* Directions *
Copy each line that has the string "with" somewhere in it.

* Data listing *
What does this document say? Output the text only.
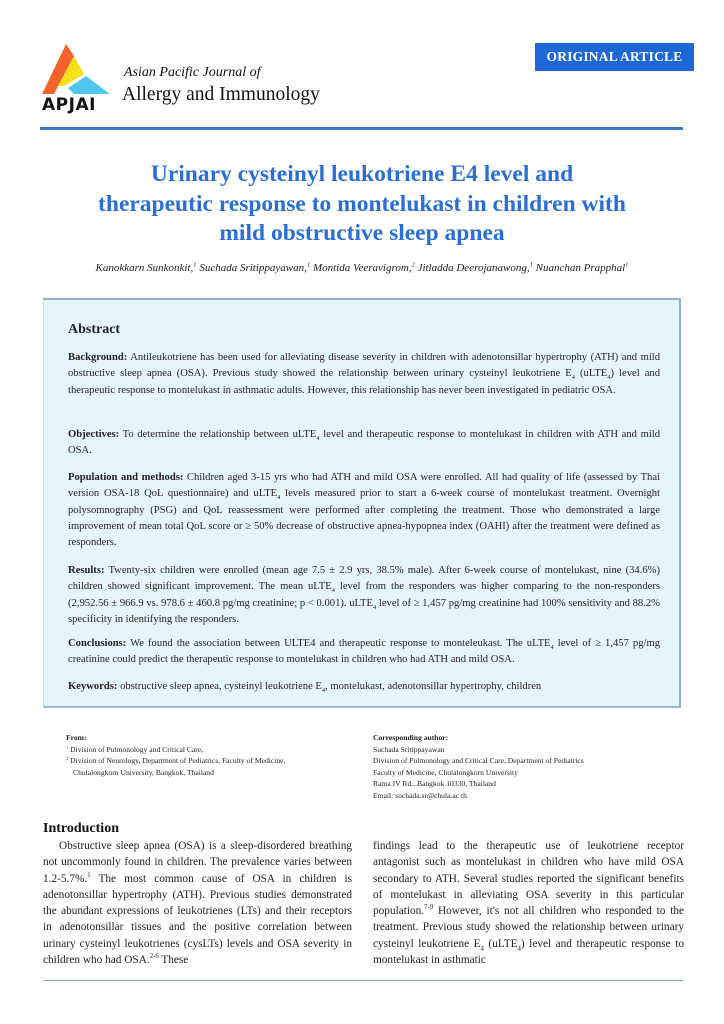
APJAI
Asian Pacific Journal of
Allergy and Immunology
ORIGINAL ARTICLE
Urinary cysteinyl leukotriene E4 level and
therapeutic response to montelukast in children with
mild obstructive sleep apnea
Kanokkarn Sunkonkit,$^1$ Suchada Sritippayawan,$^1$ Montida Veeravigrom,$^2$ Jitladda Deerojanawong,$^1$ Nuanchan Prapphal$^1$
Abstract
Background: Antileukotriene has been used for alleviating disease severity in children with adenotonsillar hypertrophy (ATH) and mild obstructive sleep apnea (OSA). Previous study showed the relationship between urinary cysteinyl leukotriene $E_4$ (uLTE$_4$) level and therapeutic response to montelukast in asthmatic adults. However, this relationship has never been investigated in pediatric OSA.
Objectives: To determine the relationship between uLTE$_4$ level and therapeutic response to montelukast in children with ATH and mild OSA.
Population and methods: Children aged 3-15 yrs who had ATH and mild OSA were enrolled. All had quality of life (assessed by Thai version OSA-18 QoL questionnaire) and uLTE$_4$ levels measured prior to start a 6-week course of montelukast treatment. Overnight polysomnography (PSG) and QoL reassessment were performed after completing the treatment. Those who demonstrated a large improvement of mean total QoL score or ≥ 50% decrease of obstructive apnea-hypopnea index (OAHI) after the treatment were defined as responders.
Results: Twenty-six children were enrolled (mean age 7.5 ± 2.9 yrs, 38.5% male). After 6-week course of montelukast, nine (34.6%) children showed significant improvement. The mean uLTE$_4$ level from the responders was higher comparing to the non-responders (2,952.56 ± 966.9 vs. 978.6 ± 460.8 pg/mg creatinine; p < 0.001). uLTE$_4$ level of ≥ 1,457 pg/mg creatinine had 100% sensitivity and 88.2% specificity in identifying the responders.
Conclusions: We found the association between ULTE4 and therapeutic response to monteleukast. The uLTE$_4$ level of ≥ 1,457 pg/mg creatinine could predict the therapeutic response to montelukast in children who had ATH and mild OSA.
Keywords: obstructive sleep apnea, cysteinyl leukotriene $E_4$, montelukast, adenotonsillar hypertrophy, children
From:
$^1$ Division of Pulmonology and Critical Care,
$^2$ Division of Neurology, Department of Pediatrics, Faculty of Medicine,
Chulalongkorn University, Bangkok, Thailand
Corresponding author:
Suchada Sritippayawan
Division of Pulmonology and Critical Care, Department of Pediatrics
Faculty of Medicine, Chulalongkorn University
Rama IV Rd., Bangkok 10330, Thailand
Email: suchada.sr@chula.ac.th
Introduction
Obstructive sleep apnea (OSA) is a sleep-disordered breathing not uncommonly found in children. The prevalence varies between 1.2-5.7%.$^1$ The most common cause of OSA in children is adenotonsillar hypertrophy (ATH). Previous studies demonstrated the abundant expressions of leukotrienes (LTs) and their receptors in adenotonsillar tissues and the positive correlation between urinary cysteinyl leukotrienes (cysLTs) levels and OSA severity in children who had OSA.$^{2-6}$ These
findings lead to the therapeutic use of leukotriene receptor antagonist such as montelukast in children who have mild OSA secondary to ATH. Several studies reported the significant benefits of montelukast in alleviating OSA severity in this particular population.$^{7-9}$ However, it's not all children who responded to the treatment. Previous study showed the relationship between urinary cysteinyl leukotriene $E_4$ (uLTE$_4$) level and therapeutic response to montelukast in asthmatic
--
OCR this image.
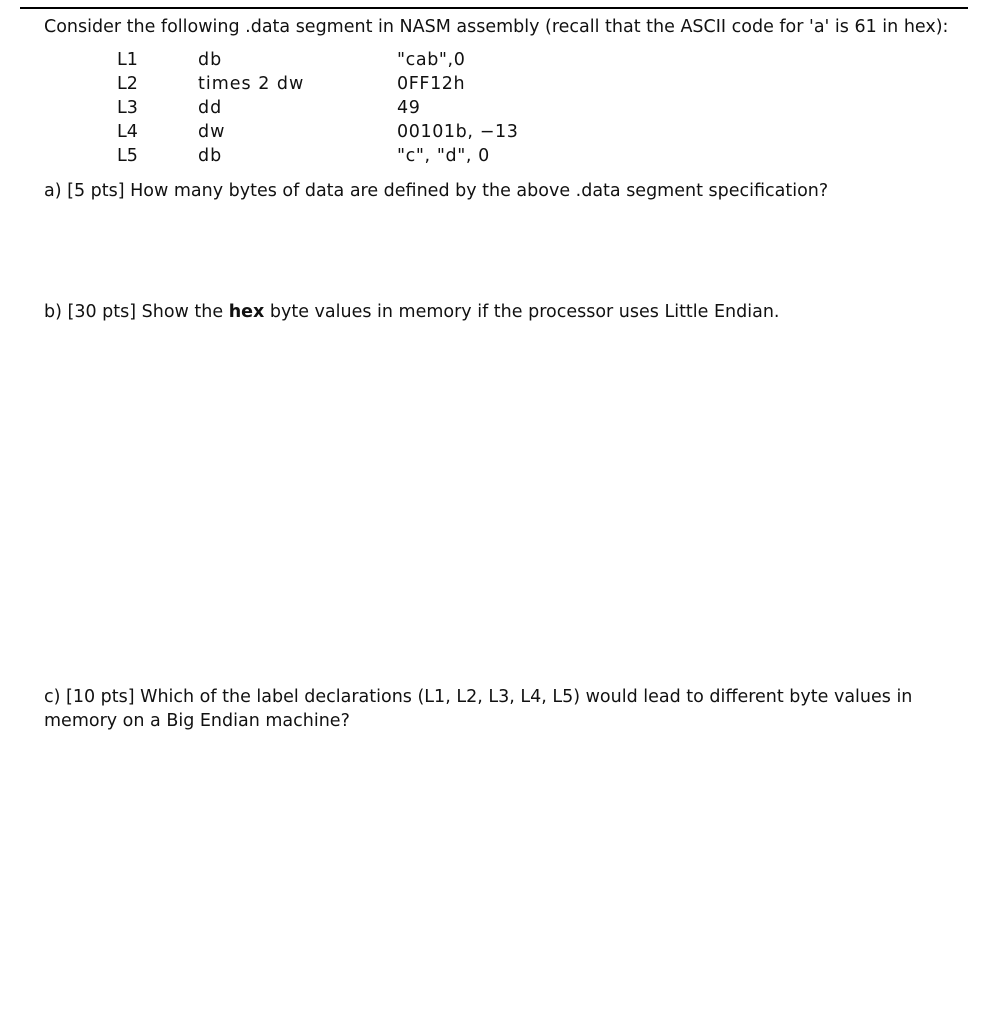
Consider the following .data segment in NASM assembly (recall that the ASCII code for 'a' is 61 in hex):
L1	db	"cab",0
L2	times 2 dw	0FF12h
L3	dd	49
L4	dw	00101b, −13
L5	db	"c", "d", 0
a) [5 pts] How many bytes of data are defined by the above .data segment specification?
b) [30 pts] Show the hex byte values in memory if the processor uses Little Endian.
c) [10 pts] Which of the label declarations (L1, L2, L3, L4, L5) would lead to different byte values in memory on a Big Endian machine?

* Answer for this exercise *
therapeutic response to montelukast in children with
Background: Antileukotriene has been used for alleviating disease severity in children with adenotonsillar hypertrophy (ATH) and mild obstructive sleep apnea (OSA). Previous study showed the relationship between urinary cysteinyl leukotriene $E_4$ (uLTE$_4$) level and therapeutic response to montelukast in asthmatic adults. However, this relationship has never been investigated in pediatric OSA.
Objectives: To determine the relationship between uLTE$_4$ level and therapeutic response to montelukast in children with ATH and mild OSA.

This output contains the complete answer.